Reproduce every one of the rows below, character for character, with no changes.

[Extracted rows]

━━━━━━━━━━━━━━━━

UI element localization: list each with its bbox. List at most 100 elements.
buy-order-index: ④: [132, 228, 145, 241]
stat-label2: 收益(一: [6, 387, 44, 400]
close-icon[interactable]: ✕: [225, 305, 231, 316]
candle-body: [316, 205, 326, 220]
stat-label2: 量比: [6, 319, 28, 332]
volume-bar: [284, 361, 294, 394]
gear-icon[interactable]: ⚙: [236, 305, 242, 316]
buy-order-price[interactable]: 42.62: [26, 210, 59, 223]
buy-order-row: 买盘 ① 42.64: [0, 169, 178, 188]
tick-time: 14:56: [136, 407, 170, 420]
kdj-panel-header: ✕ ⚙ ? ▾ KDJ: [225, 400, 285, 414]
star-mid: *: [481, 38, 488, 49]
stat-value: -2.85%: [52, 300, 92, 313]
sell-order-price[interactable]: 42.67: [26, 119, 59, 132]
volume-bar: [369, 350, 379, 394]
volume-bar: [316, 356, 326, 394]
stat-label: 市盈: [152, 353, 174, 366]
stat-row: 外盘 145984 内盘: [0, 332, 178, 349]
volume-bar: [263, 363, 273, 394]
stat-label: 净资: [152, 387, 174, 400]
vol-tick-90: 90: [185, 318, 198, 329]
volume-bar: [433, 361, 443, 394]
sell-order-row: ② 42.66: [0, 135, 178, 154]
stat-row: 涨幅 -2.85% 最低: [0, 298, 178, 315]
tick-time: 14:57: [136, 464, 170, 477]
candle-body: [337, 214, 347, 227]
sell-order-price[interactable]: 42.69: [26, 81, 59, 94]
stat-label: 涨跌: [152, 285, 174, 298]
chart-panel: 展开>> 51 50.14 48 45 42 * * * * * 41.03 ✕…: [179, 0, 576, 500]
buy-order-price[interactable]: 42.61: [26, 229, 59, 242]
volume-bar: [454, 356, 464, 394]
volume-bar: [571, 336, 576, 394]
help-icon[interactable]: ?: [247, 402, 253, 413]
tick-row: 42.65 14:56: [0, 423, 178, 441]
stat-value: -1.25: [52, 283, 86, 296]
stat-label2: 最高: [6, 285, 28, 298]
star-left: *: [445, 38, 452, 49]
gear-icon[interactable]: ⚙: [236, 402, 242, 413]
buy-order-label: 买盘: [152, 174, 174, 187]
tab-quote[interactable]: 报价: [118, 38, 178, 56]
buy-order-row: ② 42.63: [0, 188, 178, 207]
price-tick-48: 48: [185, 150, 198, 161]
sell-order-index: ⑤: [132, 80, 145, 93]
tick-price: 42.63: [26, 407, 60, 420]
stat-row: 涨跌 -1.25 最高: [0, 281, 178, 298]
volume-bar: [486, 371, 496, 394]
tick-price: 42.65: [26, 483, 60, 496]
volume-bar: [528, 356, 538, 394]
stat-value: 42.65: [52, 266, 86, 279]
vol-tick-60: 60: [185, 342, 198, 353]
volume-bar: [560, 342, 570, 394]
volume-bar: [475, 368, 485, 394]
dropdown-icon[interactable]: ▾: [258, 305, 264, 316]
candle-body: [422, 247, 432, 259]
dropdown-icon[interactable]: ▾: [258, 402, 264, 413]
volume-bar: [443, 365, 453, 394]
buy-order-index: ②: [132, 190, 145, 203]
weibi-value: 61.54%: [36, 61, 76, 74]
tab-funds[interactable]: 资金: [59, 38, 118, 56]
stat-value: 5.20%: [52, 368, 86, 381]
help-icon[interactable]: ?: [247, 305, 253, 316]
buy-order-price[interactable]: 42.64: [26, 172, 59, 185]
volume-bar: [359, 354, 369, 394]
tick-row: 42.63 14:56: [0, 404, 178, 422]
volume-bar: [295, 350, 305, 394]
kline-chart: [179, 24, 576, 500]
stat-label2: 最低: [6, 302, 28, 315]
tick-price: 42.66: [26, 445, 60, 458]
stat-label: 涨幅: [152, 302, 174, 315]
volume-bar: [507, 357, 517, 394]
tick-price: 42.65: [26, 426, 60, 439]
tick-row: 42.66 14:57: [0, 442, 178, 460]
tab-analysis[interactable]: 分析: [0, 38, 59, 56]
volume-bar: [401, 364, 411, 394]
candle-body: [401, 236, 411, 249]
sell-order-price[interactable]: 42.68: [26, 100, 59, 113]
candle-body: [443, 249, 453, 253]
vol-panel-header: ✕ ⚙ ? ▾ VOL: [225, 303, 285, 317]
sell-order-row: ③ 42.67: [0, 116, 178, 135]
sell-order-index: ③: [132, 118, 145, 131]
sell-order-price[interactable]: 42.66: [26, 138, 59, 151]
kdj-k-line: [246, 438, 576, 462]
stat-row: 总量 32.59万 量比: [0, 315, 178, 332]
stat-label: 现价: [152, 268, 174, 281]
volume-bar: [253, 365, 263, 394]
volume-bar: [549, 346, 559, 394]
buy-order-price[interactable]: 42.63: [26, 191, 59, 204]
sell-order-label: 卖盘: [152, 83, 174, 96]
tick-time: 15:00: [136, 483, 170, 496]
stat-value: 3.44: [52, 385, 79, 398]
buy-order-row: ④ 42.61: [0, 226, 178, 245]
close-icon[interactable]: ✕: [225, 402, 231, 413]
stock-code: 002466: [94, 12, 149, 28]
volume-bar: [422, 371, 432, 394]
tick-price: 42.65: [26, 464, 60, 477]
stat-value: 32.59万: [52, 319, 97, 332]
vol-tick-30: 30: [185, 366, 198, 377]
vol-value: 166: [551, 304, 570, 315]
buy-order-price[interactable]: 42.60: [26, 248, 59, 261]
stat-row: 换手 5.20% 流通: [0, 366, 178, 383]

━━━━━━━━━━━━━━━━

FULL SOLUTION -
UI element localization: list each with its bbox. List at most 100 elements.
buy-order-index: ④: [132, 228, 145, 241]
stat-label2: 收益(一: [6, 387, 44, 400]
close-icon[interactable]: ✕: [225, 305, 231, 316]
candle-body: [316, 205, 326, 220]
stat-label2: 量比: [6, 319, 28, 332]
volume-bar: [284, 361, 294, 394]
gear-icon[interactable]: ⚙: [236, 305, 242, 316]
buy-order-price[interactable]: 42.62: [26, 210, 59, 223]
buy-order-row: 买盘 ① 42.64: [0, 169, 178, 188]
tick-time: 14:56: [136, 407, 170, 420]
kdj-panel-header: ✕ ⚙ ? ▾ KDJ: [225, 400, 285, 414]
star-mid: *: [481, 38, 488, 49]
stat-value: -2.85%: [52, 300, 92, 313]
sell-order-price[interactable]: 42.67: [26, 119, 59, 132]
volume-bar: [369, 350, 379, 394]
volume-bar: [316, 356, 326, 394]
stat-label: 市盈: [152, 353, 174, 366]
stat-row: 外盘 145984 内盘: [0, 332, 178, 349]
volume-bar: [263, 363, 273, 394]
stat-label: 净资: [152, 387, 174, 400]
vol-tick-90: 90: [185, 318, 198, 329]
volume-bar: [433, 361, 443, 394]
sell-order-row: ② 42.66: [0, 135, 178, 154]
stat-row: 涨幅 -2.85% 最低: [0, 298, 178, 315]
tick-time: 14:57: [136, 464, 170, 477]
candle-body: [337, 214, 347, 227]
sell-order-price[interactable]: 42.69: [26, 81, 59, 94]
stat-label: 涨跌: [152, 285, 174, 298]
chart-panel: 展开>> 51 50.14 48 45 42 * * * * * 41.03 ✕…: [179, 0, 576, 500]
buy-order-price[interactable]: 42.61: [26, 229, 59, 242]
volume-bar: [454, 356, 464, 394]
volume-bar: [571, 336, 576, 394]
help-icon[interactable]: ?: [247, 402, 253, 413]
tick-row: 42.65 14:56: [0, 423, 178, 441]
stat-value: -1.25: [52, 283, 86, 296]
stat-label2: 最高: [6, 285, 28, 298]
star-left: *: [445, 38, 452, 49]
gear-icon[interactable]: ⚙: [236, 402, 242, 413]
buy-order-label: 买盘: [152, 174, 174, 187]
tab-quote[interactable]: 报价: [118, 38, 178, 56]
buy-order-row: ② 42.63: [0, 188, 178, 207]
price-tick-48: 48: [185, 150, 198, 161]
sell-order-index: ⑤: [132, 80, 145, 93]
tick-price: 42.63: [26, 407, 60, 420]
stat-row: 涨跌 -1.25 最高: [0, 281, 178, 298]
volume-bar: [486, 371, 496, 394]
tick-price: 42.65: [26, 483, 60, 496]
volume-bar: [528, 356, 538, 394]
stat-value: 42.65: [52, 266, 86, 279]
vol-tick-60: 60: [185, 342, 198, 353]
volume-bar: [560, 342, 570, 394]
volume-bar: [475, 368, 485, 394]
dropdown-icon[interactable]: ▾: [258, 305, 264, 316]
candle-body: [422, 247, 432, 259]
dropdown-icon[interactable]: ▾: [258, 402, 264, 413]
volume-bar: [443, 365, 453, 394]
buy-order-index: ②: [132, 190, 145, 203]
weibi-value: 61.54%: [36, 61, 76, 74]
tab-funds[interactable]: 资金: [59, 38, 118, 56]
stat-value: 5.20%: [52, 368, 86, 381]
help-icon[interactable]: ?: [247, 305, 253, 316]
buy-order-price[interactable]: 42.64: [26, 172, 59, 185]
volume-bar: [359, 354, 369, 394]
tick-row: 42.63 14:56: [0, 404, 178, 422]
volume-bar: [295, 350, 305, 394]
kline-chart: [179, 24, 576, 500]
stat-label2: 最低: [6, 302, 28, 315]
tick-price: 42.66: [26, 445, 60, 458]
stat-label: 涨幅: [152, 302, 174, 315]
volume-bar: [507, 357, 517, 394]
tick-price: 42.65: [26, 426, 60, 439]
tick-row: 42.66 14:57: [0, 442, 178, 460]
tab-analysis[interactable]: 分析: [0, 38, 59, 56]
volume-bar: [401, 364, 411, 394]
candle-body: [401, 236, 411, 249]
sell-order-price[interactable]: 42.68: [26, 100, 59, 113]
candle-body: [443, 249, 453, 253]
vol-panel-header: ✕ ⚙ ? ▾ VOL: [225, 303, 285, 317]
sell-order-row: ③ 42.67: [0, 116, 178, 135]
sell-order-index: ③: [132, 118, 145, 131]
sell-order-price[interactable]: 42.66: [26, 138, 59, 151]
kdj-k-line: [246, 438, 576, 462]
stat-row: 总量 32.59万 量比: [0, 315, 178, 332]
stat-label: 现价: [152, 268, 174, 281]
volume-bar: [253, 365, 263, 394]
volume-bar: [549, 346, 559, 394]
buy-order-price[interactable]: 42.63: [26, 191, 59, 204]
sell-order-label: 卖盘: [152, 83, 174, 96]
tick-time: 15:00: [136, 483, 170, 496]
stat-value: 3.44: [52, 385, 79, 398]
buy-order-row: ④ 42.61: [0, 226, 178, 245]
close-icon[interactable]: ✕: [225, 402, 231, 413]
stock-code: 002466: [94, 12, 149, 28]
volume-bar: [422, 371, 432, 394]
tick-price: 42.65: [26, 464, 60, 477]
stat-value: 32.59万: [52, 319, 97, 332]
vol-tick-30: 30: [185, 366, 198, 377]
vol-value: 166: [551, 304, 570, 315]
buy-order-price[interactable]: 42.60: [26, 248, 59, 261]
stat-row: 换手 5.20% 流通: [0, 366, 178, 383]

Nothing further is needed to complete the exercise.